Voci grezze
....

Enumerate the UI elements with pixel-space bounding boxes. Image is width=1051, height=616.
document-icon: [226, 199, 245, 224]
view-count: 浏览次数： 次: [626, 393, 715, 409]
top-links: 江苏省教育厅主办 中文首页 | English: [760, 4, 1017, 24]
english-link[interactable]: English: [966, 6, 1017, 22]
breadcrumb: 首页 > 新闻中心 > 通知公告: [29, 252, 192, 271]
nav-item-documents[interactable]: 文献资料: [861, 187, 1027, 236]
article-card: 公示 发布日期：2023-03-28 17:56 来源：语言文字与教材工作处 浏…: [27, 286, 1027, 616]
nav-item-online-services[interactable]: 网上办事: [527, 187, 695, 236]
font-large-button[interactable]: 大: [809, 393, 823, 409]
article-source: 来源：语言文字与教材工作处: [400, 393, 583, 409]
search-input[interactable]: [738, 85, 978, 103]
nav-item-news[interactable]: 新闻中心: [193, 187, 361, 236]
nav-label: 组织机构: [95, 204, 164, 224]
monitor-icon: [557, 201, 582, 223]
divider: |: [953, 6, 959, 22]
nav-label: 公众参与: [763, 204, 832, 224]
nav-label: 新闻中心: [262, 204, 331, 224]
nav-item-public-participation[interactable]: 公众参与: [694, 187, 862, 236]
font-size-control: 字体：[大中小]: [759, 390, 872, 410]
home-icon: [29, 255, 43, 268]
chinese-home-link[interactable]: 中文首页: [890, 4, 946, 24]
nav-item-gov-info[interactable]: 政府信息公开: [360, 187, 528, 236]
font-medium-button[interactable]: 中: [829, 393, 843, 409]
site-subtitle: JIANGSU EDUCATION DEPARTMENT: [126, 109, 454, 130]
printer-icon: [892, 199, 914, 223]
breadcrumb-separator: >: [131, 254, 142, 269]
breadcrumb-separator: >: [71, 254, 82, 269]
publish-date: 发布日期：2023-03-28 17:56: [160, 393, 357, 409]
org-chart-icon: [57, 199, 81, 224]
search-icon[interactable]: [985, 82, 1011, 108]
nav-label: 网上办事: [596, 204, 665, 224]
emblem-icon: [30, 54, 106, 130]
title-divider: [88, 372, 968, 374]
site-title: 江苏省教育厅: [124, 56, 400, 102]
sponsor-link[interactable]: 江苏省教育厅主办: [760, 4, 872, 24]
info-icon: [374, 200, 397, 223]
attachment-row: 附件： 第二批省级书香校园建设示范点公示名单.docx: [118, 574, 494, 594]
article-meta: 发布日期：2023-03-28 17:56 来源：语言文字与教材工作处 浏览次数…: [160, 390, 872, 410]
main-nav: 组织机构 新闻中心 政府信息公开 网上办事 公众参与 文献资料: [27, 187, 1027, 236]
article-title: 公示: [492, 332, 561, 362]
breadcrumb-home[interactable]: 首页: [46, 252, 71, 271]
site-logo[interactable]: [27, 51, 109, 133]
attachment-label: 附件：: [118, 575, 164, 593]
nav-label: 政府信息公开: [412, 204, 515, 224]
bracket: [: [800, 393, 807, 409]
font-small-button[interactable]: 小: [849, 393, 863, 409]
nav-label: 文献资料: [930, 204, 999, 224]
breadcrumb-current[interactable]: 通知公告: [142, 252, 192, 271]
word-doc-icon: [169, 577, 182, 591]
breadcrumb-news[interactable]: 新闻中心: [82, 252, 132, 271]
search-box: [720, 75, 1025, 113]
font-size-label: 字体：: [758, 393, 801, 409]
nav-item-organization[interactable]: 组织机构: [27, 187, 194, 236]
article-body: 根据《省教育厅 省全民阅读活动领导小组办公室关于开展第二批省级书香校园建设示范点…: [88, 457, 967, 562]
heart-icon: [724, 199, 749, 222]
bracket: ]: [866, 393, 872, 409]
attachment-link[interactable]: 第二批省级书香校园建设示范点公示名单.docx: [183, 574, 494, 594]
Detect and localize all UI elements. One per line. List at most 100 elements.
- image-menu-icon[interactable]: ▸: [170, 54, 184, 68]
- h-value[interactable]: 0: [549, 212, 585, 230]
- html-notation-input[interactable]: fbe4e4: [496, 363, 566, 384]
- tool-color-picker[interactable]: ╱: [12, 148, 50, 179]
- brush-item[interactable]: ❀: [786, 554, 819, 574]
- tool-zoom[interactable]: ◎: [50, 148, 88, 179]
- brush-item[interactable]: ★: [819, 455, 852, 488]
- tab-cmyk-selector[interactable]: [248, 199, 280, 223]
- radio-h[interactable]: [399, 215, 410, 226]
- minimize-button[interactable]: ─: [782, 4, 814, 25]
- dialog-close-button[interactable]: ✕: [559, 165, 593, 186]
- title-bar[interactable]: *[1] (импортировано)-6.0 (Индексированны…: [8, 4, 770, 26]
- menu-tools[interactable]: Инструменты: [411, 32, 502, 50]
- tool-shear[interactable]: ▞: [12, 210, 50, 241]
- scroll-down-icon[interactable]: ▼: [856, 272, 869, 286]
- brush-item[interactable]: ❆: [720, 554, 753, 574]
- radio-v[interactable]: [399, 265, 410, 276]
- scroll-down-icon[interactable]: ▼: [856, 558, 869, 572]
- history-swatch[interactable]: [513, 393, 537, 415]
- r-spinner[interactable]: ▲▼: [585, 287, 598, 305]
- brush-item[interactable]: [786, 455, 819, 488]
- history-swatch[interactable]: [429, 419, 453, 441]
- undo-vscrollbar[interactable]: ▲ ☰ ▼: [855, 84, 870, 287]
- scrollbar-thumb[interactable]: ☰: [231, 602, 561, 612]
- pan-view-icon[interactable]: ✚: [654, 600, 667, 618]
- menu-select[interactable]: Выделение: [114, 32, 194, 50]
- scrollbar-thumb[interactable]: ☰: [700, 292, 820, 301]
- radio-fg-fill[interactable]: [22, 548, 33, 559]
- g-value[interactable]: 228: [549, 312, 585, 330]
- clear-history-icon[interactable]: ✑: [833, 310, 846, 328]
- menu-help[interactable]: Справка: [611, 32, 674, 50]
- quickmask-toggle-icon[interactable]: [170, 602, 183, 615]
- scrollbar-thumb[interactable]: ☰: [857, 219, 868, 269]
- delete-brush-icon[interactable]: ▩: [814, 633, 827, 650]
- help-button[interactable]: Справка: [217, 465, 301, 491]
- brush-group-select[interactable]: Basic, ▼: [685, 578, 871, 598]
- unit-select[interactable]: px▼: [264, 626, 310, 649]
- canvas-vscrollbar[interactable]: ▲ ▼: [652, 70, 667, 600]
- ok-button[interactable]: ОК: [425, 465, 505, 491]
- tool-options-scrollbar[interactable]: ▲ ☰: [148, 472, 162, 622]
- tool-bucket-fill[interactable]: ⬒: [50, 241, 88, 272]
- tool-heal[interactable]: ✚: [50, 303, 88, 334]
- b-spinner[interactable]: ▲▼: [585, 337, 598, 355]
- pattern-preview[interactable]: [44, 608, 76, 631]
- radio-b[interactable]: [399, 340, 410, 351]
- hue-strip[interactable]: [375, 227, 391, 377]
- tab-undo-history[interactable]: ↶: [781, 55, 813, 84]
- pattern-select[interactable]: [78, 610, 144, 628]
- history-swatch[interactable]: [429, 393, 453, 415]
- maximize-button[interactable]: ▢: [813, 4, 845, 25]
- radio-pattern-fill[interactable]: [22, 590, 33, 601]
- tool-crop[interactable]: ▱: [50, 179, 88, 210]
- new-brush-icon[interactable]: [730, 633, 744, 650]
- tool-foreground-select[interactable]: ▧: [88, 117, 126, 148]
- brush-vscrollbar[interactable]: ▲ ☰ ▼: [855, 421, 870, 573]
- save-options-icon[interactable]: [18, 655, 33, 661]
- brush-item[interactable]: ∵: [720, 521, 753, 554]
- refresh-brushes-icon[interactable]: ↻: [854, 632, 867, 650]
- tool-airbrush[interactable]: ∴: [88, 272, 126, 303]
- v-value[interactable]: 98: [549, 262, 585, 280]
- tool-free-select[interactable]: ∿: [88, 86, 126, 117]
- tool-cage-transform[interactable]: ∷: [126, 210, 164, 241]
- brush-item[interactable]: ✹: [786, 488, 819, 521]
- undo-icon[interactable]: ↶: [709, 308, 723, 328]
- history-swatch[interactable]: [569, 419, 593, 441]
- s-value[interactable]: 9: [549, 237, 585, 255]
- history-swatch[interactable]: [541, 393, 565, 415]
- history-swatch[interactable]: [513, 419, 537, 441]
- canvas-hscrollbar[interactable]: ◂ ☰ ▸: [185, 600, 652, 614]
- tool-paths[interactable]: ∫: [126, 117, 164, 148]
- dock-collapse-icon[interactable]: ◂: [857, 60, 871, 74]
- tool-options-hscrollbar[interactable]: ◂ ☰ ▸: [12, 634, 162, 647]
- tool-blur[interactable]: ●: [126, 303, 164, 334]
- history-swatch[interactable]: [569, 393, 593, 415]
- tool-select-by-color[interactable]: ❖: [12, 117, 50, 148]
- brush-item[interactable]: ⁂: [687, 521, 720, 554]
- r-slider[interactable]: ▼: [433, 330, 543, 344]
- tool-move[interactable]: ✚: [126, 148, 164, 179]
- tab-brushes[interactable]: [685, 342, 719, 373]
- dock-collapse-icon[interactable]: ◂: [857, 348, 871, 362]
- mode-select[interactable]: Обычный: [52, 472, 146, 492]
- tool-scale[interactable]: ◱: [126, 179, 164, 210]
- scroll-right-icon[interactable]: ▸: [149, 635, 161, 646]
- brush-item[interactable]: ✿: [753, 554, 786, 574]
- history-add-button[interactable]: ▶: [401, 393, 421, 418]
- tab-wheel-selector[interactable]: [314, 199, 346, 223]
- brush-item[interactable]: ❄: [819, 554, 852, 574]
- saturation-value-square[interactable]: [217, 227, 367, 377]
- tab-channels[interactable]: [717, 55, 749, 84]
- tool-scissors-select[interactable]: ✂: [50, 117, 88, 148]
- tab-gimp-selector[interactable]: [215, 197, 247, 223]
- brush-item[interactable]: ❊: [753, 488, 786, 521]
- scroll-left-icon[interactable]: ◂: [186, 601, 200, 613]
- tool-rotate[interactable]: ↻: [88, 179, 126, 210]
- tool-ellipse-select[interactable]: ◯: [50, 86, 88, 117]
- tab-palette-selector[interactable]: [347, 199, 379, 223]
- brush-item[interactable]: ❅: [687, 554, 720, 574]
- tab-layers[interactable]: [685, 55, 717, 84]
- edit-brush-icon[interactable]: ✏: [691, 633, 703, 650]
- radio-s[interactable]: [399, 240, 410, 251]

....

OBIETTIVO: Restituisci invariate, per favore, le righe delle voci dall'inizio fino alla riga che contiene "chinese-home-link[interactable]: 中文首页: [890, 4, 946, 24]", entrambe le estremità incluse.

RISPOSTA:
Enumerate the UI elements with pixel-space bounding boxes. Image is width=1051, height=616.
document-icon: [226, 199, 245, 224]
view-count: 浏览次数： 次: [626, 393, 715, 409]
top-links: 江苏省教育厅主办 中文首页 | English: [760, 4, 1017, 24]
english-link[interactable]: English: [966, 6, 1017, 22]
breadcrumb: 首页 > 新闻中心 > 通知公告: [29, 252, 192, 271]
nav-item-documents[interactable]: 文献资料: [861, 187, 1027, 236]
article-card: 公示 发布日期：2023-03-28 17:56 来源：语言文字与教材工作处 浏…: [27, 286, 1027, 616]
nav-item-online-services[interactable]: 网上办事: [527, 187, 695, 236]
font-large-button[interactable]: 大: [809, 393, 823, 409]
article-source: 来源：语言文字与教材工作处: [400, 393, 583, 409]
search-input[interactable]: [738, 85, 978, 103]
nav-item-news[interactable]: 新闻中心: [193, 187, 361, 236]
nav-label: 组织机构: [95, 204, 164, 224]
monitor-icon: [557, 201, 582, 223]
divider: |: [953, 6, 959, 22]
nav-label: 公众参与: [763, 204, 832, 224]
nav-label: 新闻中心: [262, 204, 331, 224]
nav-item-public-participation[interactable]: 公众参与: [694, 187, 862, 236]
font-size-control: 字体：[大中小]: [759, 390, 872, 410]
home-icon: [29, 255, 43, 268]
chinese-home-link[interactable]: 中文首页: [890, 4, 946, 24]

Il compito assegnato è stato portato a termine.